We analyze the NOAA storm dataset, which covers information on severe weather events spanning from 1951 to 2011. We examine the human and economic implications of these storms. We group up weather events which have no material difference between them and present the top 10 here for brevity. In particular, we find which disasters are the most deadly and economically devastating, to help policymakers plan accordingly.
library(tidyverse)
## Warning: package 'tidyverse' was built under R version 3.6.3
## -- Attaching packages -------------------------------------------------------------------- tidyverse 1.3.0 --
## v ggplot2 3.3.0 v purrr 0.3.3
## v tibble 2.1.3 v dplyr 0.8.3
## v tidyr 1.0.2 v stringr 1.4.0
## v readr 1.3.1 v forcats 0.4.0
## Warning: package 'tidyr' was built under R version 3.6.3
## Warning: package 'purrr' was built under R version 3.6.3
## -- Conflicts ----------------------------------------------------------------------- tidyverse_conflicts() --
## x dplyr::filter() masks stats::filter()
## x dplyr::lag() masks stats::lag()
library(glue)
##
## Attaching package: 'glue'
## The following object is masked from 'package:dplyr':
##
## collapse
library(magrittr)
##
## Attaching package: 'magrittr'
## The following object is masked from 'package:purrr':
##
## set_names
## The following object is masked from 'package:tidyr':
##
## extract
setwd("//chws3092/PPM Admin File/Pricing Product General/Users/Carey C/Coursera/Reproducible Research")
activity <- read.csv("data/stormdata.csv.bz2", stringsAsFactors = FALSE)

Entries supplied:
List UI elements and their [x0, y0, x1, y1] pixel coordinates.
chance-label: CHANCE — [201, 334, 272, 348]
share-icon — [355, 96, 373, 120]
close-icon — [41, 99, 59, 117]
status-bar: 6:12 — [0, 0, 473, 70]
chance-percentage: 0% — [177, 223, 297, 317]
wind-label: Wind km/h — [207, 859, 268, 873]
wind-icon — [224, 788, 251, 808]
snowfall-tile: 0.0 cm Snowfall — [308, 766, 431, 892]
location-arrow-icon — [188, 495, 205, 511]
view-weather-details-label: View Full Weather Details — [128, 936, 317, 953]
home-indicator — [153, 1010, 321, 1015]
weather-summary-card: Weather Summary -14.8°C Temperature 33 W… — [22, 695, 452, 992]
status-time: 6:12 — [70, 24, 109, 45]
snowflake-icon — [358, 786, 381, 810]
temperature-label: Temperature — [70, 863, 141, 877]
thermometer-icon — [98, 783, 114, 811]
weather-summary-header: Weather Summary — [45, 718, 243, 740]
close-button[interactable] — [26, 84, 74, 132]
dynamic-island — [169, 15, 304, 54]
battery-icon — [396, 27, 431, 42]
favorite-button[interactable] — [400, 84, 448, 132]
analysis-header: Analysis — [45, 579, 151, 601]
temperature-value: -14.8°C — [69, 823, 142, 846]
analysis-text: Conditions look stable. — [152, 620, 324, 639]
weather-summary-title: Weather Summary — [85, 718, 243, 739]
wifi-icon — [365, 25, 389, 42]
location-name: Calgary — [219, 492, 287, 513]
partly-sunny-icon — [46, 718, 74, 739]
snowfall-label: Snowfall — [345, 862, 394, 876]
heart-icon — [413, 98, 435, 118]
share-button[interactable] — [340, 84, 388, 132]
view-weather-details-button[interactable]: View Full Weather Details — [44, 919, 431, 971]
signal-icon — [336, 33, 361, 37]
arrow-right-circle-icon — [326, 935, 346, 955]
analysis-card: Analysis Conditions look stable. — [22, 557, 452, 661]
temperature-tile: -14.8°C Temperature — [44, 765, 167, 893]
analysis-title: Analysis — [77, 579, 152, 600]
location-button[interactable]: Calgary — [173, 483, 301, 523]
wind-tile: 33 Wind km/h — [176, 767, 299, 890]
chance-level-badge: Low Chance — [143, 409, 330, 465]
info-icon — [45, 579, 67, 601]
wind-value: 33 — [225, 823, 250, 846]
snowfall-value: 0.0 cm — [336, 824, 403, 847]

What you will do:
[a] Which packages does the storm data analysis load with library() calls?
[b] According to the storm data analysis, why does it set out to find which disasters are the most deadly and economically devastating?
The items come from a separate source and are unrelated to the storm data analysis.

Task results:
[a] tidyverse, glue, and magrittr.

[b] It does so to help policymakers plan accordingly.